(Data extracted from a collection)

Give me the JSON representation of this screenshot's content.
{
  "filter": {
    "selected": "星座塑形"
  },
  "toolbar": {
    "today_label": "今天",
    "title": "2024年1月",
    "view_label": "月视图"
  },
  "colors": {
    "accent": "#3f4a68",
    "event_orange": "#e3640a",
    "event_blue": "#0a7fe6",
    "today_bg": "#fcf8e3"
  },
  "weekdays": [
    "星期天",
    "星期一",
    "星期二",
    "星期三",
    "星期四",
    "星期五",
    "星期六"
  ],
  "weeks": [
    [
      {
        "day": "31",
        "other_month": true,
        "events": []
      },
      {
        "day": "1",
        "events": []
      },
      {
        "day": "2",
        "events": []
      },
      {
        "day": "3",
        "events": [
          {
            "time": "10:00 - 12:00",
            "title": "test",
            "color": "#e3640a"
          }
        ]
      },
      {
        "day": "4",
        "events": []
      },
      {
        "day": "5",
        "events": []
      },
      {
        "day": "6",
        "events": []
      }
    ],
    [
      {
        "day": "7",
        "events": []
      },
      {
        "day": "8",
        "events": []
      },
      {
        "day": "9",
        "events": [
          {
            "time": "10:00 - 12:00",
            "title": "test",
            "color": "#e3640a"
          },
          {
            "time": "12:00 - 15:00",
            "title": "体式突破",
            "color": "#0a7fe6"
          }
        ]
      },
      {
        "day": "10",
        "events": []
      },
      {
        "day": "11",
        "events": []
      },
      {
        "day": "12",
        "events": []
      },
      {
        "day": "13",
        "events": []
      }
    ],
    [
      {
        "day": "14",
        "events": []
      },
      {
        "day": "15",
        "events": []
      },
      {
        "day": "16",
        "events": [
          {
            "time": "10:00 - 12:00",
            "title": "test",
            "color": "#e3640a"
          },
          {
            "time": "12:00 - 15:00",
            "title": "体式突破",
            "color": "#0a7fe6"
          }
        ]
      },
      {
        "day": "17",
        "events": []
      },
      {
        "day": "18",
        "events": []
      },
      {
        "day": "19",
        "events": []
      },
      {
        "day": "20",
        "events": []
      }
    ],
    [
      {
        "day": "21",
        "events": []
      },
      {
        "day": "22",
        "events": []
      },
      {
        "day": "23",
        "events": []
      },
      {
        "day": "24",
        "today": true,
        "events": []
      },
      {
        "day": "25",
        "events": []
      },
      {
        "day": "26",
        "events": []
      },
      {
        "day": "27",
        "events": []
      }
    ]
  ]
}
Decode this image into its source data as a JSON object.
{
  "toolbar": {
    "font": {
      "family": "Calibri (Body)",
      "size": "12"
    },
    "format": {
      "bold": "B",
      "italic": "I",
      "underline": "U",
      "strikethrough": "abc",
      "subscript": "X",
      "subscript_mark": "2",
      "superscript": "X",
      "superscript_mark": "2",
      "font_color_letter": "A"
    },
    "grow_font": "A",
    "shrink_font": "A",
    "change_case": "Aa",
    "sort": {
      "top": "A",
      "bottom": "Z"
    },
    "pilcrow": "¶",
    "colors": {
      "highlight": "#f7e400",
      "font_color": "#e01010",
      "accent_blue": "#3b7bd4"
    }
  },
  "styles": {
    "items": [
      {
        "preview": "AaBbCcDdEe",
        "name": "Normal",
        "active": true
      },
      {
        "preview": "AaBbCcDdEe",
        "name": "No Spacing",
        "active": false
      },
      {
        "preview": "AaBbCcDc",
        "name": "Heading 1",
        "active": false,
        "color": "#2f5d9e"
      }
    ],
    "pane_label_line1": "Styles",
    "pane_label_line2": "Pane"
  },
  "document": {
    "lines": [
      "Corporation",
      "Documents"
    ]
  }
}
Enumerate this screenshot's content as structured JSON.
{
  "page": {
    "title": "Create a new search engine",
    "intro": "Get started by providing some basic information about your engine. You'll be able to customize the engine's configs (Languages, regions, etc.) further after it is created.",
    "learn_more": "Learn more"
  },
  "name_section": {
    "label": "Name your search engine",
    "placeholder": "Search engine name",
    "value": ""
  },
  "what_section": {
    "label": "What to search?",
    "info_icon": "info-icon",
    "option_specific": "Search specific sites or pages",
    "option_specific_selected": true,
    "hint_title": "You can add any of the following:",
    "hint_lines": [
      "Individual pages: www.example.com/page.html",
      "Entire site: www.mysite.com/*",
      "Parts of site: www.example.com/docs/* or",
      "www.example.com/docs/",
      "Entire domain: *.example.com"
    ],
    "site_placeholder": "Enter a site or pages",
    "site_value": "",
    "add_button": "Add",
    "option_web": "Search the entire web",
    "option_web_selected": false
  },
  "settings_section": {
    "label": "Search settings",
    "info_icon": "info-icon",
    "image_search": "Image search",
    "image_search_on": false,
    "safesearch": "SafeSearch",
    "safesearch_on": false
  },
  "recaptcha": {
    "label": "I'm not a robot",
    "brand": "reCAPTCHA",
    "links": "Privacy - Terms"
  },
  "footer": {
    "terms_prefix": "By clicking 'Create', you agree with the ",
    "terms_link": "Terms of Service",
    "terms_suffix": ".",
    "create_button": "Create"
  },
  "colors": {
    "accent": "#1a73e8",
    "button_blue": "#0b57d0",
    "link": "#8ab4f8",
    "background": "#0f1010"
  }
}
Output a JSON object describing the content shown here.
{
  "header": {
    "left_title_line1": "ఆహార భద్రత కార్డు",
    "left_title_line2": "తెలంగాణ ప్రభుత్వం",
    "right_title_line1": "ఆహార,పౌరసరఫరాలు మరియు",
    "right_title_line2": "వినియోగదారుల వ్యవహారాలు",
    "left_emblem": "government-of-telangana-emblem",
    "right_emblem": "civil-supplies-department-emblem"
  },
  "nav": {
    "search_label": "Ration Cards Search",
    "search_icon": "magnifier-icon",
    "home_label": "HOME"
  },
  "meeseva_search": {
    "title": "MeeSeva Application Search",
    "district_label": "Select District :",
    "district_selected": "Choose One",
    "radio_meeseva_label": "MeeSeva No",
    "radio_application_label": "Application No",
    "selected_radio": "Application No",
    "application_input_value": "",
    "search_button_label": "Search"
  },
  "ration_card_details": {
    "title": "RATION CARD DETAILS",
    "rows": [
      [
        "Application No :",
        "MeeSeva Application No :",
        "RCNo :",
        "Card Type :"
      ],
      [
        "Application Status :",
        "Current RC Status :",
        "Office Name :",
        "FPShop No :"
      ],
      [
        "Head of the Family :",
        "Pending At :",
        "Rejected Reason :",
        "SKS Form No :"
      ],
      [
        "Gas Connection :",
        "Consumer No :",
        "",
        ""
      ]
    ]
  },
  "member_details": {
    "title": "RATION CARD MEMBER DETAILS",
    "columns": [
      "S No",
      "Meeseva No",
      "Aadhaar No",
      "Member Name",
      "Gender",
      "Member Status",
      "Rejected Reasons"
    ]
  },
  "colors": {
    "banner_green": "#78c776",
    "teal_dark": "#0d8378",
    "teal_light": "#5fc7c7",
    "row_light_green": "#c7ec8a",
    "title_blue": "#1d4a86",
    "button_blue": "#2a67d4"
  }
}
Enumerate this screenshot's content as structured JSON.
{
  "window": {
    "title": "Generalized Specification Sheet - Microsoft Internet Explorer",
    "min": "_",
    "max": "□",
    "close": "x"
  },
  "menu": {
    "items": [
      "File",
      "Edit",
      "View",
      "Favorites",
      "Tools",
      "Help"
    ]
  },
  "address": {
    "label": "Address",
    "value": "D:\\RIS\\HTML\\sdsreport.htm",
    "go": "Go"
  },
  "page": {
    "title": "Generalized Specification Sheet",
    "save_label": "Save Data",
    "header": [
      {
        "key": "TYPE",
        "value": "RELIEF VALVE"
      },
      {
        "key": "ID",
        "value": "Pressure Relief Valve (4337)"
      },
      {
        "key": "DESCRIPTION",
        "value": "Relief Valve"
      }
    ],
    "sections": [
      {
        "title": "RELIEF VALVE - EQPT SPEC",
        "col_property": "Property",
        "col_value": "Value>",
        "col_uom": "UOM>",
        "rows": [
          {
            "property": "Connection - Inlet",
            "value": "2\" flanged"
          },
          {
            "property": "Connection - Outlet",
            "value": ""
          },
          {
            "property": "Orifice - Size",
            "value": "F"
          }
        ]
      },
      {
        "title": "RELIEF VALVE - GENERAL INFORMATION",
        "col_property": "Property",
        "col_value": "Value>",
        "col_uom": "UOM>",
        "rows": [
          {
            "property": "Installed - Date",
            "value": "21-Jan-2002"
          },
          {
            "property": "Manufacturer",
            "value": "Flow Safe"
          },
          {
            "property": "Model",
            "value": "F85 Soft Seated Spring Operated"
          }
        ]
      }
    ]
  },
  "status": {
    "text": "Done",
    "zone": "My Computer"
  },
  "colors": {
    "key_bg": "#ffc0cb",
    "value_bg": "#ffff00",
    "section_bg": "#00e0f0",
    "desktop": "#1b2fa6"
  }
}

**YOUR INSTRUCTIONS**
Find all lines holding the string "pages" and copy them.

**EXERCISE RESULT**
    "option_specific": "Search specific sites or pages",
      "Individual pages: www.example.com/page.html",
    "site_placeholder": "Enter a site or pages",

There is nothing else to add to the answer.